Dataset excerpts
>> begin

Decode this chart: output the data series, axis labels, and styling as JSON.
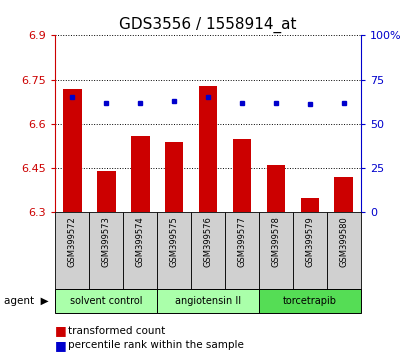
{
  "title": "GDS3556 / 1558914_at",
  "samples": [
    "GSM399572",
    "GSM399573",
    "GSM399574",
    "GSM399575",
    "GSM399576",
    "GSM399577",
    "GSM399578",
    "GSM399579",
    "GSM399580"
  ],
  "bar_values": [
    6.72,
    6.44,
    6.56,
    6.54,
    6.73,
    6.55,
    6.46,
    6.35,
    6.42
  ],
  "percentile_values": [
    65,
    62,
    62,
    63,
    65,
    62,
    62,
    61,
    62
  ],
  "y_min": 6.3,
  "y_max": 6.9,
  "y_ticks": [
    6.3,
    6.45,
    6.6,
    6.75,
    6.9
  ],
  "y_tick_labels": [
    "6.3",
    "6.45",
    "6.6",
    "6.75",
    "6.9"
  ],
  "y2_ticks": [
    0,
    25,
    50,
    75,
    100
  ],
  "y2_tick_labels": [
    "0",
    "25",
    "50",
    "75",
    "100%"
  ],
  "bar_color": "#cc0000",
  "dot_color": "#0000cc",
  "bar_width": 0.55,
  "agent_label": "agent",
  "legend_bar_label": "transformed count",
  "legend_dot_label": "percentile rank within the sample",
  "title_fontsize": 11,
  "tick_fontsize": 8,
  "label_fontsize": 7.5,
  "axis_color_left": "#cc0000",
  "axis_color_right": "#0000cc",
  "background_color": "#ffffff",
  "gsm_bg_color": "#d0d0d0",
  "group1_color": "#aaffaa",
  "group2_color": "#55dd55"
}
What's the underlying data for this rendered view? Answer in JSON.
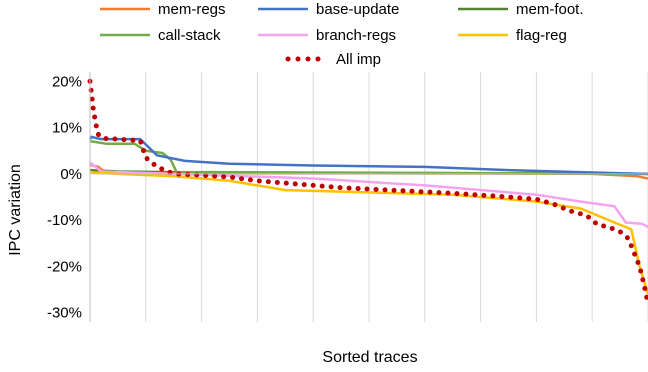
{
  "chart_data": {
    "type": "line",
    "xlabel": "Sorted traces",
    "ylabel": "IPC variation",
    "ylim": [
      -32,
      22
    ],
    "yticks": [
      20,
      10,
      0,
      -10,
      -20,
      -30
    ],
    "ytick_labels": [
      "20%",
      "10%",
      "0%",
      "-10%",
      "-20%",
      "-30%"
    ],
    "xlim": [
      0,
      100
    ],
    "x_grid_count": 10,
    "grid": "vertical",
    "legend_position": "top",
    "series": [
      {
        "name": "mem-regs",
        "color": "#ED7D31",
        "style": "solid",
        "x": [
          0,
          0.5,
          1.5,
          2.5,
          4,
          15,
          40,
          70,
          90,
          98,
          100
        ],
        "y": [
          2.0,
          1.8,
          1.5,
          0.5,
          0.2,
          0.1,
          0.1,
          0.1,
          0.0,
          -0.5,
          -1.0
        ]
      },
      {
        "name": "base-update",
        "color": "#4472C4",
        "style": "solid",
        "x": [
          0,
          0.3,
          0.8,
          2,
          9,
          12,
          17,
          25,
          40,
          60,
          75,
          90,
          100
        ],
        "y": [
          7.5,
          8.0,
          7.8,
          7.5,
          7.5,
          4.0,
          2.8,
          2.2,
          1.8,
          1.5,
          0.8,
          0.3,
          0.0
        ]
      },
      {
        "name": "mem-foot.",
        "color": "#548235",
        "style": "solid",
        "x": [
          0,
          5,
          20,
          40,
          60,
          80,
          100
        ],
        "y": [
          0.8,
          0.5,
          0.3,
          0.2,
          0.1,
          0.1,
          0.0
        ]
      },
      {
        "name": "call-stack",
        "color": "#70AD47",
        "style": "solid",
        "x": [
          0,
          0.3,
          3,
          8,
          10,
          13,
          14.5,
          15.5,
          40,
          60,
          80,
          100
        ],
        "y": [
          7.0,
          7.0,
          6.5,
          6.5,
          5.0,
          4.5,
          3.0,
          0.4,
          0.3,
          0.2,
          0.1,
          0.0
        ]
      },
      {
        "name": "branch-regs",
        "color": "#F4A3F0",
        "style": "solid",
        "x": [
          0,
          0.5,
          2,
          15,
          40,
          60,
          80,
          88,
          94,
          96,
          99,
          100
        ],
        "y": [
          2.5,
          2.0,
          0.5,
          0.0,
          -1.0,
          -2.5,
          -4.5,
          -6.0,
          -7.0,
          -10.5,
          -10.8,
          -11.5
        ]
      },
      {
        "name": "flag-reg",
        "color": "#FFC000",
        "style": "solid",
        "x": [
          0,
          0.5,
          5,
          15,
          25,
          35,
          50,
          65,
          80,
          88,
          94,
          97,
          98.5,
          100
        ],
        "y": [
          0.5,
          0.3,
          0.0,
          -0.5,
          -1.5,
          -3.5,
          -4.0,
          -4.5,
          -6.0,
          -7.5,
          -10.5,
          -12.0,
          -20.0,
          -26.0
        ]
      },
      {
        "name": "All imp",
        "color": "#C00000",
        "style": "dotted",
        "x": [
          0,
          0.3,
          0.6,
          1,
          1.5,
          2,
          3,
          5,
          7,
          9,
          10,
          12,
          15,
          20,
          25,
          30,
          35,
          40,
          45,
          50,
          55,
          60,
          65,
          70,
          75,
          80,
          83,
          86,
          89,
          91,
          93,
          95,
          96.5,
          97.5,
          98.5,
          99.3,
          100
        ],
        "y": [
          20,
          17,
          14,
          11,
          8.5,
          7.8,
          7.6,
          7.5,
          7.3,
          7.2,
          3.5,
          1.5,
          0.0,
          -0.3,
          -0.7,
          -1.5,
          -2.0,
          -2.5,
          -3.0,
          -3.3,
          -3.6,
          -3.9,
          -4.2,
          -4.6,
          -5.0,
          -5.5,
          -6.5,
          -8.0,
          -9.0,
          -11.0,
          -11.5,
          -12.5,
          -14.0,
          -17.0,
          -20.0,
          -24.0,
          -28.0
        ]
      }
    ]
  }
}
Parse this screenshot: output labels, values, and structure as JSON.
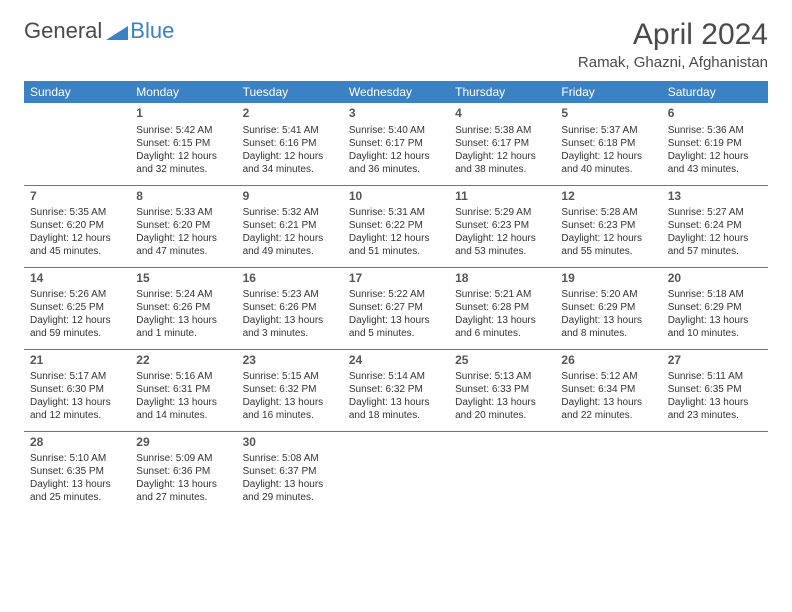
{
  "logo": {
    "text1": "General",
    "text2": "Blue"
  },
  "header": {
    "month_title": "April 2024",
    "location": "Ramak, Ghazni, Afghanistan"
  },
  "colors": {
    "accent": "#3b82c4",
    "text": "#333333",
    "bg": "#ffffff"
  },
  "days_of_week": [
    "Sunday",
    "Monday",
    "Tuesday",
    "Wednesday",
    "Thursday",
    "Friday",
    "Saturday"
  ],
  "weeks": [
    [
      null,
      {
        "n": "1",
        "sr": "Sunrise: 5:42 AM",
        "ss": "Sunset: 6:15 PM",
        "d1": "Daylight: 12 hours",
        "d2": "and 32 minutes."
      },
      {
        "n": "2",
        "sr": "Sunrise: 5:41 AM",
        "ss": "Sunset: 6:16 PM",
        "d1": "Daylight: 12 hours",
        "d2": "and 34 minutes."
      },
      {
        "n": "3",
        "sr": "Sunrise: 5:40 AM",
        "ss": "Sunset: 6:17 PM",
        "d1": "Daylight: 12 hours",
        "d2": "and 36 minutes."
      },
      {
        "n": "4",
        "sr": "Sunrise: 5:38 AM",
        "ss": "Sunset: 6:17 PM",
        "d1": "Daylight: 12 hours",
        "d2": "and 38 minutes."
      },
      {
        "n": "5",
        "sr": "Sunrise: 5:37 AM",
        "ss": "Sunset: 6:18 PM",
        "d1": "Daylight: 12 hours",
        "d2": "and 40 minutes."
      },
      {
        "n": "6",
        "sr": "Sunrise: 5:36 AM",
        "ss": "Sunset: 6:19 PM",
        "d1": "Daylight: 12 hours",
        "d2": "and 43 minutes."
      }
    ],
    [
      {
        "n": "7",
        "sr": "Sunrise: 5:35 AM",
        "ss": "Sunset: 6:20 PM",
        "d1": "Daylight: 12 hours",
        "d2": "and 45 minutes."
      },
      {
        "n": "8",
        "sr": "Sunrise: 5:33 AM",
        "ss": "Sunset: 6:20 PM",
        "d1": "Daylight: 12 hours",
        "d2": "and 47 minutes."
      },
      {
        "n": "9",
        "sr": "Sunrise: 5:32 AM",
        "ss": "Sunset: 6:21 PM",
        "d1": "Daylight: 12 hours",
        "d2": "and 49 minutes."
      },
      {
        "n": "10",
        "sr": "Sunrise: 5:31 AM",
        "ss": "Sunset: 6:22 PM",
        "d1": "Daylight: 12 hours",
        "d2": "and 51 minutes."
      },
      {
        "n": "11",
        "sr": "Sunrise: 5:29 AM",
        "ss": "Sunset: 6:23 PM",
        "d1": "Daylight: 12 hours",
        "d2": "and 53 minutes."
      },
      {
        "n": "12",
        "sr": "Sunrise: 5:28 AM",
        "ss": "Sunset: 6:23 PM",
        "d1": "Daylight: 12 hours",
        "d2": "and 55 minutes."
      },
      {
        "n": "13",
        "sr": "Sunrise: 5:27 AM",
        "ss": "Sunset: 6:24 PM",
        "d1": "Daylight: 12 hours",
        "d2": "and 57 minutes."
      }
    ],
    [
      {
        "n": "14",
        "sr": "Sunrise: 5:26 AM",
        "ss": "Sunset: 6:25 PM",
        "d1": "Daylight: 12 hours",
        "d2": "and 59 minutes."
      },
      {
        "n": "15",
        "sr": "Sunrise: 5:24 AM",
        "ss": "Sunset: 6:26 PM",
        "d1": "Daylight: 13 hours",
        "d2": "and 1 minute."
      },
      {
        "n": "16",
        "sr": "Sunrise: 5:23 AM",
        "ss": "Sunset: 6:26 PM",
        "d1": "Daylight: 13 hours",
        "d2": "and 3 minutes."
      },
      {
        "n": "17",
        "sr": "Sunrise: 5:22 AM",
        "ss": "Sunset: 6:27 PM",
        "d1": "Daylight: 13 hours",
        "d2": "and 5 minutes."
      },
      {
        "n": "18",
        "sr": "Sunrise: 5:21 AM",
        "ss": "Sunset: 6:28 PM",
        "d1": "Daylight: 13 hours",
        "d2": "and 6 minutes."
      },
      {
        "n": "19",
        "sr": "Sunrise: 5:20 AM",
        "ss": "Sunset: 6:29 PM",
        "d1": "Daylight: 13 hours",
        "d2": "and 8 minutes."
      },
      {
        "n": "20",
        "sr": "Sunrise: 5:18 AM",
        "ss": "Sunset: 6:29 PM",
        "d1": "Daylight: 13 hours",
        "d2": "and 10 minutes."
      }
    ],
    [
      {
        "n": "21",
        "sr": "Sunrise: 5:17 AM",
        "ss": "Sunset: 6:30 PM",
        "d1": "Daylight: 13 hours",
        "d2": "and 12 minutes."
      },
      {
        "n": "22",
        "sr": "Sunrise: 5:16 AM",
        "ss": "Sunset: 6:31 PM",
        "d1": "Daylight: 13 hours",
        "d2": "and 14 minutes."
      },
      {
        "n": "23",
        "sr": "Sunrise: 5:15 AM",
        "ss": "Sunset: 6:32 PM",
        "d1": "Daylight: 13 hours",
        "d2": "and 16 minutes."
      },
      {
        "n": "24",
        "sr": "Sunrise: 5:14 AM",
        "ss": "Sunset: 6:32 PM",
        "d1": "Daylight: 13 hours",
        "d2": "and 18 minutes."
      },
      {
        "n": "25",
        "sr": "Sunrise: 5:13 AM",
        "ss": "Sunset: 6:33 PM",
        "d1": "Daylight: 13 hours",
        "d2": "and 20 minutes."
      },
      {
        "n": "26",
        "sr": "Sunrise: 5:12 AM",
        "ss": "Sunset: 6:34 PM",
        "d1": "Daylight: 13 hours",
        "d2": "and 22 minutes."
      },
      {
        "n": "27",
        "sr": "Sunrise: 5:11 AM",
        "ss": "Sunset: 6:35 PM",
        "d1": "Daylight: 13 hours",
        "d2": "and 23 minutes."
      }
    ],
    [
      {
        "n": "28",
        "sr": "Sunrise: 5:10 AM",
        "ss": "Sunset: 6:35 PM",
        "d1": "Daylight: 13 hours",
        "d2": "and 25 minutes."
      },
      {
        "n": "29",
        "sr": "Sunrise: 5:09 AM",
        "ss": "Sunset: 6:36 PM",
        "d1": "Daylight: 13 hours",
        "d2": "and 27 minutes."
      },
      {
        "n": "30",
        "sr": "Sunrise: 5:08 AM",
        "ss": "Sunset: 6:37 PM",
        "d1": "Daylight: 13 hours",
        "d2": "and 29 minutes."
      },
      null,
      null,
      null,
      null
    ]
  ]
}
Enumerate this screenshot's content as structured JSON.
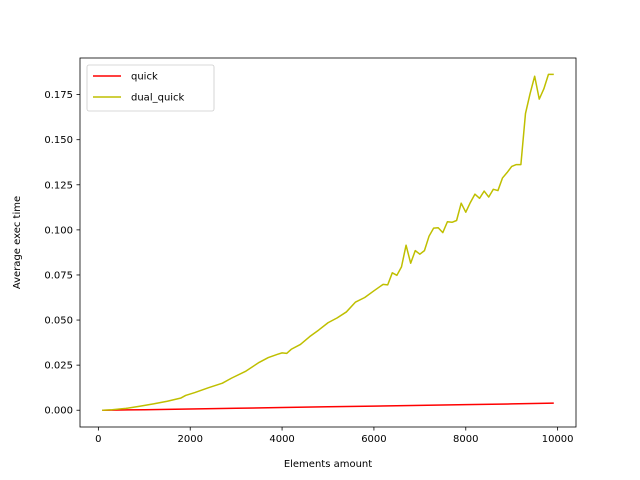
{
  "chart_data": {
    "type": "line",
    "title": "",
    "xlabel": "Elements amount",
    "ylabel": "Average exec time",
    "xlim": [
      -400,
      10400
    ],
    "ylim": [
      -0.0093,
      0.1953
    ],
    "xticks": [
      0,
      2000,
      4000,
      6000,
      8000,
      10000
    ],
    "xtick_labels": [
      "0",
      "2000",
      "4000",
      "6000",
      "8000",
      "10000"
    ],
    "yticks": [
      0.0,
      0.025,
      0.05,
      0.075,
      0.1,
      0.125,
      0.15,
      0.175
    ],
    "ytick_labels": [
      "0.000",
      "0.025",
      "0.050",
      "0.075",
      "0.100",
      "0.125",
      "0.150",
      "0.175"
    ],
    "grid": false,
    "legend_position": "top-left",
    "series": [
      {
        "name": "quick",
        "color": "#ff0000",
        "x": [
          100,
          1000,
          2000,
          3000,
          4000,
          5000,
          6000,
          7000,
          8000,
          9000,
          9900
        ],
        "y": [
          0.0,
          0.0003,
          0.0007,
          0.0011,
          0.0015,
          0.0019,
          0.0023,
          0.0027,
          0.0031,
          0.0035,
          0.0039
        ]
      },
      {
        "name": "dual_quick",
        "color": "#bfbf00",
        "x": [
          100,
          300,
          600,
          900,
          1200,
          1500,
          1800,
          1900,
          2100,
          2400,
          2700,
          2900,
          3200,
          3500,
          3700,
          3900,
          4000,
          4100,
          4200,
          4400,
          4600,
          4800,
          5000,
          5200,
          5400,
          5600,
          5800,
          6000,
          6200,
          6300,
          6400,
          6500,
          6600,
          6700,
          6800,
          6900,
          7000,
          7100,
          7200,
          7300,
          7400,
          7500,
          7600,
          7700,
          7800,
          7900,
          8000,
          8100,
          8200,
          8300,
          8400,
          8500,
          8600,
          8700,
          8800,
          8900,
          9000,
          9100,
          9200,
          9300,
          9400,
          9500,
          9600,
          9700,
          9800,
          9900
        ],
        "y": [
          0.0,
          0.0003,
          0.001,
          0.0022,
          0.0035,
          0.005,
          0.0068,
          0.0082,
          0.0098,
          0.0125,
          0.015,
          0.0178,
          0.0215,
          0.0265,
          0.0292,
          0.031,
          0.0318,
          0.0315,
          0.0338,
          0.0365,
          0.0408,
          0.0445,
          0.0485,
          0.0512,
          0.0545,
          0.06,
          0.0625,
          0.0662,
          0.0698,
          0.0695,
          0.0762,
          0.0748,
          0.0795,
          0.0915,
          0.0815,
          0.0885,
          0.0865,
          0.0885,
          0.0965,
          0.101,
          0.1012,
          0.0985,
          0.1045,
          0.1042,
          0.1052,
          0.1148,
          0.1098,
          0.1152,
          0.1198,
          0.1175,
          0.1215,
          0.1182,
          0.1225,
          0.1218,
          0.1288,
          0.1318,
          0.1352,
          0.1362,
          0.1362,
          0.1645,
          0.1755,
          0.1852,
          0.1725,
          0.1782,
          0.1862,
          0.1862
        ]
      }
    ]
  }
}
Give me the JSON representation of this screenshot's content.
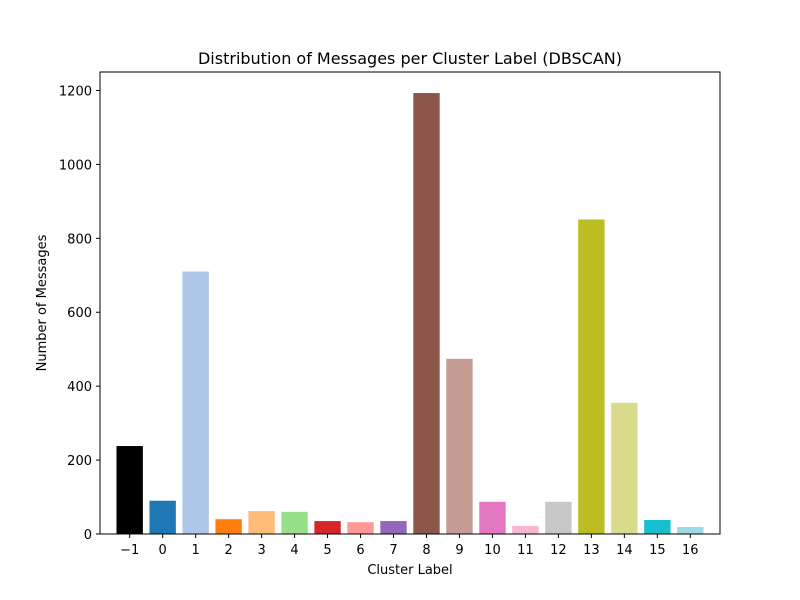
{
  "chart_data": {
    "type": "bar",
    "title": "Distribution of Messages per Cluster Label (DBSCAN)",
    "xlabel": "Cluster Label",
    "ylabel": "Number of Messages",
    "categories": [
      "−1",
      "0",
      "1",
      "2",
      "3",
      "4",
      "5",
      "6",
      "7",
      "8",
      "9",
      "10",
      "11",
      "12",
      "13",
      "14",
      "15",
      "16"
    ],
    "values": [
      238,
      90,
      710,
      40,
      62,
      60,
      35,
      32,
      35,
      1193,
      474,
      87,
      22,
      87,
      851,
      355,
      38,
      19
    ],
    "colors": [
      "#000000",
      "#1f77b4",
      "#aec7e8",
      "#ff7f0e",
      "#ffbb78",
      "#98df8a",
      "#d62728",
      "#ff9896",
      "#9467bd",
      "#8c564b",
      "#c49c94",
      "#e377c2",
      "#f7b6d2",
      "#c7c7c7",
      "#bcbd22",
      "#dbdb8d",
      "#17becf",
      "#9edae5"
    ],
    "ylim": [
      0,
      1250
    ],
    "yticks": [
      0,
      200,
      400,
      600,
      800,
      1000,
      1200
    ],
    "grid": false,
    "legend": "none"
  }
}
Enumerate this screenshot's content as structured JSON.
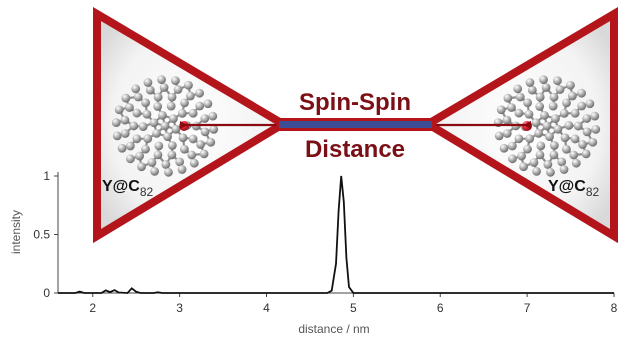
{
  "diagram": {
    "label_line1": "Spin-Spin",
    "label_line2": "Distance",
    "molecule_left": {
      "main": "Y@C",
      "sub": "82"
    },
    "molecule_right": {
      "main": "Y@C",
      "sub": "82"
    },
    "colors": {
      "frame": "#b3151b",
      "label": "#7a1015",
      "bar_fill": "#3c4f96",
      "arrow": "#8b0a10",
      "yttrium": "#e8273a",
      "carbon": "#9a9a9a"
    }
  },
  "chart_data": {
    "type": "line",
    "xlabel": "distance / nm",
    "ylabel": "intensity",
    "xlim": [
      1.6,
      8.0
    ],
    "ylim": [
      0,
      1.0
    ],
    "xticks": [
      2,
      3,
      4,
      5,
      6,
      7,
      8
    ],
    "yticks": [
      0,
      0.5,
      1
    ],
    "series": [
      {
        "points": [
          [
            1.6,
            0.0
          ],
          [
            1.8,
            0.0
          ],
          [
            1.85,
            0.012
          ],
          [
            1.9,
            0.0
          ],
          [
            2.1,
            0.0
          ],
          [
            2.15,
            0.022
          ],
          [
            2.2,
            0.008
          ],
          [
            2.25,
            0.025
          ],
          [
            2.3,
            0.004
          ],
          [
            2.4,
            0.0
          ],
          [
            2.45,
            0.04
          ],
          [
            2.5,
            0.01
          ],
          [
            2.55,
            0.0
          ],
          [
            2.7,
            0.0
          ],
          [
            2.75,
            0.006
          ],
          [
            2.8,
            0.0
          ],
          [
            4.7,
            0.0
          ],
          [
            4.75,
            0.02
          ],
          [
            4.8,
            0.25
          ],
          [
            4.83,
            0.7
          ],
          [
            4.86,
            1.0
          ],
          [
            4.89,
            0.78
          ],
          [
            4.92,
            0.3
          ],
          [
            4.95,
            0.05
          ],
          [
            5.0,
            0.0
          ],
          [
            8.0,
            0.0
          ]
        ]
      }
    ]
  }
}
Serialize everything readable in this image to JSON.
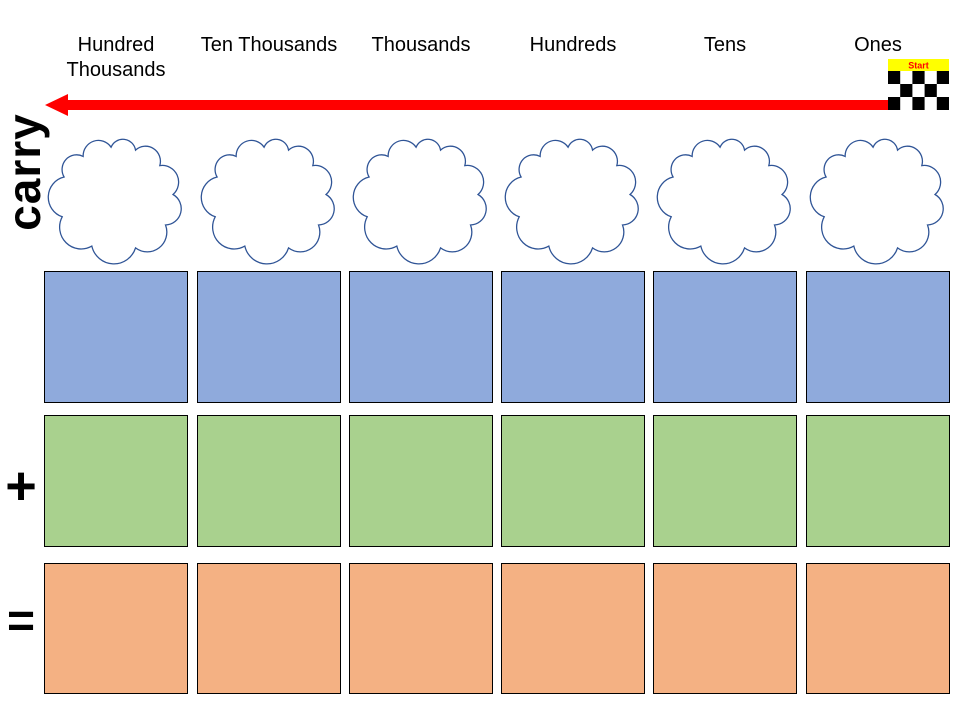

>> end

Exercise requirements
Your task is to gather all lines from the entries above that hold the word "JSON".

Exercise solution
Decode this chart: output the data series, axis labels, and styling as JSON.
What's the underlying data for this rendered view? Answer in JSON.
Parse this screenshot: output labels, values, and structure as JSON.
Enumerate this screenshot's content as structured JSON.
Give me the JSON representation of this screenshot's content.
Enumerate this screenshot's content as structured JSON.
Serialize everything readable in this image to JSON.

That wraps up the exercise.